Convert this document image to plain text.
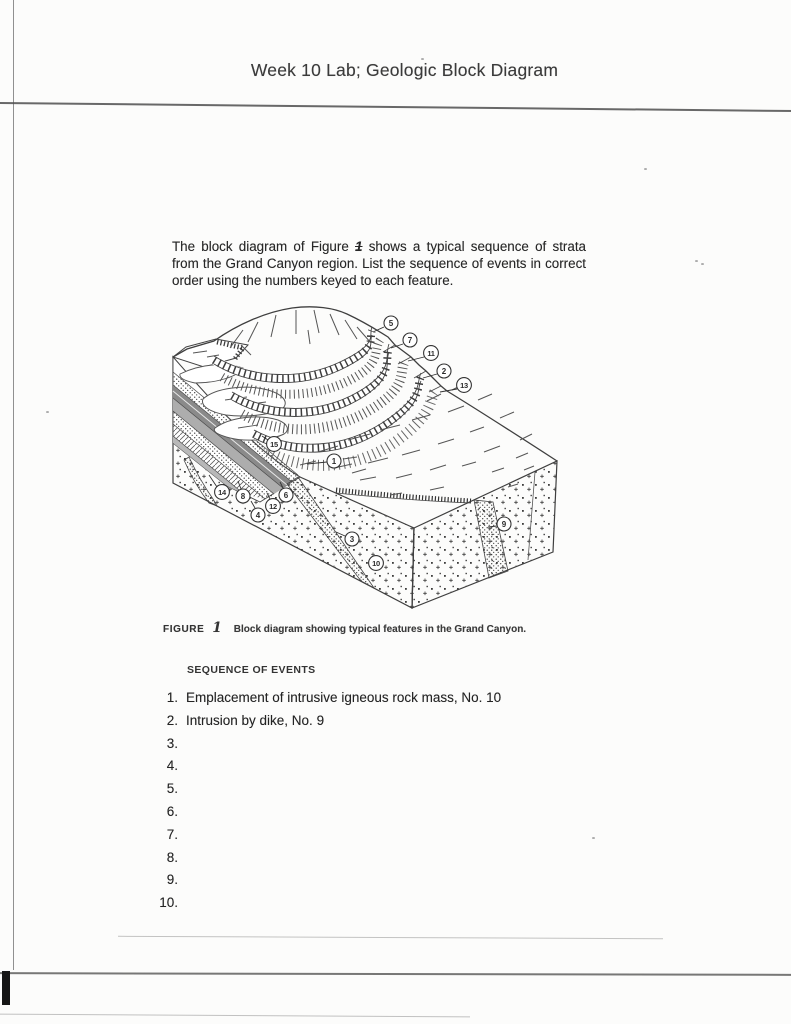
Week 10 Lab; Geologic Block Diagram
The block diagram of Figure 1 shows a typical sequence of strata from the Grand Canyon region. List the sequence of events in correct order using the numbers keyed to each feature.
1
2
3
4
5
6
7
8
9
10
11
12
13
14
15
FIGURE 1 Block diagram showing typical features in the Grand Canyon.
SEQUENCE OF EVENTS
1. Emplacement of intrusive igneous rock mass, No. 10
2. Intrusion by dike, No. 9
3.
4.
5.
6.
7.
8.
9.
10.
━━━━━━━━━━
Your task is to gather every line with the word "Canyon" and copy it.

* SOLUTION TO THE PROBLEM *
The block diagram of Figure 1 shows a typical sequence of strata from the Grand Canyon region. List the sequence of events in correct order using the numbers keyed to each feature.
FIGURE 1 Block diagram showing typical features in the Grand Canyon.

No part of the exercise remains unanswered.